| WHAT TO DO |
Find the lines that contain the word "groups" and copy each one.

============================================================

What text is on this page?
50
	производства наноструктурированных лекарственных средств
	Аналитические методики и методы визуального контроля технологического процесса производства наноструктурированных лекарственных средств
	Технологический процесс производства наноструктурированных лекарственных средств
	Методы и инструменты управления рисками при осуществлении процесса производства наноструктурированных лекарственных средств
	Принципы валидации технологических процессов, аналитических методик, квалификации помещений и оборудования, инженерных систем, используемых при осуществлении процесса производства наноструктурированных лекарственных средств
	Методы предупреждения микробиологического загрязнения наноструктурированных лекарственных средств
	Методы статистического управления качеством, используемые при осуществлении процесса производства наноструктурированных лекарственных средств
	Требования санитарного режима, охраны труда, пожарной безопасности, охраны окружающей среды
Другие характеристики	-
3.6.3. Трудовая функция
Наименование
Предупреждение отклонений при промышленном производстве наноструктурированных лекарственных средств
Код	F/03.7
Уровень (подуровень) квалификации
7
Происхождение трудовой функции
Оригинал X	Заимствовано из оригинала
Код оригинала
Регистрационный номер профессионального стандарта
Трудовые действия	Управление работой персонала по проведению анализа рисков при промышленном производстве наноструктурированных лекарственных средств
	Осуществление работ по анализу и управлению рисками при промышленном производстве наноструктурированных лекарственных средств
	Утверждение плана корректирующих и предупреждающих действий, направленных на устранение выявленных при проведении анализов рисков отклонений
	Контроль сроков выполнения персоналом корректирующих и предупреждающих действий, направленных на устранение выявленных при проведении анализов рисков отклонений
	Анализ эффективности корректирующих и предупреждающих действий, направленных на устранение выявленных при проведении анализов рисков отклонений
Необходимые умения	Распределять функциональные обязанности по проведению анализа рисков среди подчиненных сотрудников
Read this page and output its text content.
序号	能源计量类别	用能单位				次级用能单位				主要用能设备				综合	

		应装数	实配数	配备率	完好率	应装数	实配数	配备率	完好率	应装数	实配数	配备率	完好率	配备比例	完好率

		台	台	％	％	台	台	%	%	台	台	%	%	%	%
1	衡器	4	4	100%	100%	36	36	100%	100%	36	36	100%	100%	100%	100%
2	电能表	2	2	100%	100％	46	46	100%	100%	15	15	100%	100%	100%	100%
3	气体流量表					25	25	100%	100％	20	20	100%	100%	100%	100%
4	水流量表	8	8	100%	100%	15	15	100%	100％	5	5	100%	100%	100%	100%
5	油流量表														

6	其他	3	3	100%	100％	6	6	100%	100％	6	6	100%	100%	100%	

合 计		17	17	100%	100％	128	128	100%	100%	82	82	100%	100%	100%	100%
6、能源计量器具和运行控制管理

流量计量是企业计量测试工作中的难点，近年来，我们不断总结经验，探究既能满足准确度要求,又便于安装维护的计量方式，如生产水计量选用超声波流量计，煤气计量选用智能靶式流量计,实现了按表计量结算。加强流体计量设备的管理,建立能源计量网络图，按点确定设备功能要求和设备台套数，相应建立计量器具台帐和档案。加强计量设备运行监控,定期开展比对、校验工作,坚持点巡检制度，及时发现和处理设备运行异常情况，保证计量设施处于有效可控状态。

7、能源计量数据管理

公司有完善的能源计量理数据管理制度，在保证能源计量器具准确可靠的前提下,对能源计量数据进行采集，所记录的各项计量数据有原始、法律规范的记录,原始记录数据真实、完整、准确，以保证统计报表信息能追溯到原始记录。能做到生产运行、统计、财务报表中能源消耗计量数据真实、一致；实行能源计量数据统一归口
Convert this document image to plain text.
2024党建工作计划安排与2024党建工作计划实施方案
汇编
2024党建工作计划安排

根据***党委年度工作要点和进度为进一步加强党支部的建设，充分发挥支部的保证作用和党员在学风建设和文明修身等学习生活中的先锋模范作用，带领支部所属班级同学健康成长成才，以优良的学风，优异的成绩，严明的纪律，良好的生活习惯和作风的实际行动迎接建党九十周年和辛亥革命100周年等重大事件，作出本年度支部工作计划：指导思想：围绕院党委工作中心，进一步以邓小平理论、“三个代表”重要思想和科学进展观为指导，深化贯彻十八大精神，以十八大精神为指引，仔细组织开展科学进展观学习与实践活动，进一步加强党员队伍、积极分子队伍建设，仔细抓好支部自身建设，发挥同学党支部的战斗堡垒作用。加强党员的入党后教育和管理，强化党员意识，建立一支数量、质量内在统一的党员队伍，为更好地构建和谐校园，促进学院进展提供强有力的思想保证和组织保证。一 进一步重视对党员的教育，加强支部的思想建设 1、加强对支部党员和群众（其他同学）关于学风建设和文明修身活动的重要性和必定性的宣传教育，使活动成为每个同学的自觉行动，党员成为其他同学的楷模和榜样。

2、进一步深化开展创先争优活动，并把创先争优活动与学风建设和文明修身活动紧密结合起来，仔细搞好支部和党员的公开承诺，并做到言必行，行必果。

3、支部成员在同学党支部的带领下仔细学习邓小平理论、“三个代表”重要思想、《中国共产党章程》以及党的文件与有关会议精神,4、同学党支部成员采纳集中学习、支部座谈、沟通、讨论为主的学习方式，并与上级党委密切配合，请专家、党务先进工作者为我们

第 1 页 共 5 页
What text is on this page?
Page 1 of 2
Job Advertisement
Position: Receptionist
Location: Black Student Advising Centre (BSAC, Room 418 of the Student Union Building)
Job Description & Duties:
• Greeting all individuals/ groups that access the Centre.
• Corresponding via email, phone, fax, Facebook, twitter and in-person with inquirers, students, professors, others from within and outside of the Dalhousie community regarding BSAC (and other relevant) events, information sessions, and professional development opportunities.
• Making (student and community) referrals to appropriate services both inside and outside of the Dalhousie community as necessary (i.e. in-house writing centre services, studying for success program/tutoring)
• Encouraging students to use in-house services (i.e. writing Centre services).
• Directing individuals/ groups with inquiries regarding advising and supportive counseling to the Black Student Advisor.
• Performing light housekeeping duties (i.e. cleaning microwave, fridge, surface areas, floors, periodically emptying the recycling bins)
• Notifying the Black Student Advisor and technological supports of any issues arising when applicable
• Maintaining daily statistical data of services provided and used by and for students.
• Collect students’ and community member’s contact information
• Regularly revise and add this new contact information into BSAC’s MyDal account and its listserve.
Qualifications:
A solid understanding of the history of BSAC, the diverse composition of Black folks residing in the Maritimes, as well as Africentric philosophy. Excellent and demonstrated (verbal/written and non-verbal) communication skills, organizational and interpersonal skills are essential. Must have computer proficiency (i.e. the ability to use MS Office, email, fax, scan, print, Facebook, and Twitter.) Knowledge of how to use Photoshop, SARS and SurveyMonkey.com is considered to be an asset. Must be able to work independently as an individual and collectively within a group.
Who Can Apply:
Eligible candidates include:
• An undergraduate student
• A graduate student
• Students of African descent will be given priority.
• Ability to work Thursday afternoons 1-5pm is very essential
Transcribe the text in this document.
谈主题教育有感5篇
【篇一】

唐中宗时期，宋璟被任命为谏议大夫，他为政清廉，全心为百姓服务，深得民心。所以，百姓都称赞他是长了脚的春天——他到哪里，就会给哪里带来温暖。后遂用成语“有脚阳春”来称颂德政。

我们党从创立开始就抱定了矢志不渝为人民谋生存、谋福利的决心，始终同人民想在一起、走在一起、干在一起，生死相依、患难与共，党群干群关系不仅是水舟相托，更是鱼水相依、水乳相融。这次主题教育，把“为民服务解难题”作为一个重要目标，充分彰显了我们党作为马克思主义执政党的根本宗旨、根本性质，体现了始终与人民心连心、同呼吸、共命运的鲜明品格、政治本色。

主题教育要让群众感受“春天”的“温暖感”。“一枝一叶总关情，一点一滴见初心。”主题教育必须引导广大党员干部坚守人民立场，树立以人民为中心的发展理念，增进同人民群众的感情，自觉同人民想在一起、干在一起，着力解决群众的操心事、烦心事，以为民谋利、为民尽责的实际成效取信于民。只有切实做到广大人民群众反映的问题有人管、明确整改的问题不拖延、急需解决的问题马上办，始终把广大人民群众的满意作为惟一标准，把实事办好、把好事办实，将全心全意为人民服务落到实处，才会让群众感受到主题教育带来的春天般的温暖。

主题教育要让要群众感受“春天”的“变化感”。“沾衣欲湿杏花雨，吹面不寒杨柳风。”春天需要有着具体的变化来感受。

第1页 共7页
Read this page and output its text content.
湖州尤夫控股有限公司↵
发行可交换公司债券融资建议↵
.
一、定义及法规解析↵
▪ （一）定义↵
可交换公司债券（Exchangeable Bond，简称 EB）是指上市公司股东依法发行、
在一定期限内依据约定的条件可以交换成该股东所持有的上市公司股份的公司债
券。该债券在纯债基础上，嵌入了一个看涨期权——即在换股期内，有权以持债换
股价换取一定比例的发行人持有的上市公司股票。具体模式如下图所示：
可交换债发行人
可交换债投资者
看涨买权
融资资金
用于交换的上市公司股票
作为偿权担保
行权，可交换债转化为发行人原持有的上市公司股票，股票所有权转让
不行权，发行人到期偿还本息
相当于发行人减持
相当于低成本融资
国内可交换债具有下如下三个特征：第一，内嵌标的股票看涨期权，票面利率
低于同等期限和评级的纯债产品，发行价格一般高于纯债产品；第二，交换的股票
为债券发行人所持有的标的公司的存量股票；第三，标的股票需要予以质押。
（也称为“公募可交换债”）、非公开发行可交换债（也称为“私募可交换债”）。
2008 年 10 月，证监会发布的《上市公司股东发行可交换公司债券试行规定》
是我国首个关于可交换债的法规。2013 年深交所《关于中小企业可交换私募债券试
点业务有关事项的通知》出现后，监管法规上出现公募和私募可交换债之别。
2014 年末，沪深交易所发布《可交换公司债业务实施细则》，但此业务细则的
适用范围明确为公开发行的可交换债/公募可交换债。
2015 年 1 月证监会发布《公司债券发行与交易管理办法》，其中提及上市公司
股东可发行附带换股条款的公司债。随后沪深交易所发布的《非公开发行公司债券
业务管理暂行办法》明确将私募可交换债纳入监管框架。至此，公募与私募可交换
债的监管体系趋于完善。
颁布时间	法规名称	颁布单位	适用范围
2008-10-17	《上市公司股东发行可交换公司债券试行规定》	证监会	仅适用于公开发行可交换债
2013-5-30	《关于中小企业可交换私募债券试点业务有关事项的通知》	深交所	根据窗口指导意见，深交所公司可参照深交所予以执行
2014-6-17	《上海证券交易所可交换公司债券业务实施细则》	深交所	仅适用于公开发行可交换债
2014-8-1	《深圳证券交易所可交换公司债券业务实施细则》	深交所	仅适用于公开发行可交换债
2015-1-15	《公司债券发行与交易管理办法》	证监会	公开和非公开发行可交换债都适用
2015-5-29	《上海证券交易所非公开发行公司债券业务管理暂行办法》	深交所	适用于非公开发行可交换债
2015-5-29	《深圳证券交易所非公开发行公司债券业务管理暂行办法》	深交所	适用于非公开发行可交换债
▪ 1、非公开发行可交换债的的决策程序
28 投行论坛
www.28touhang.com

============================================================

| OUTPUT OF THE TASK |
• Greeting all individuals/ groups that access the Centre.
• Directing individuals/ groups with inquiries regarding advising and supportive counseling to the Black Student Advisor.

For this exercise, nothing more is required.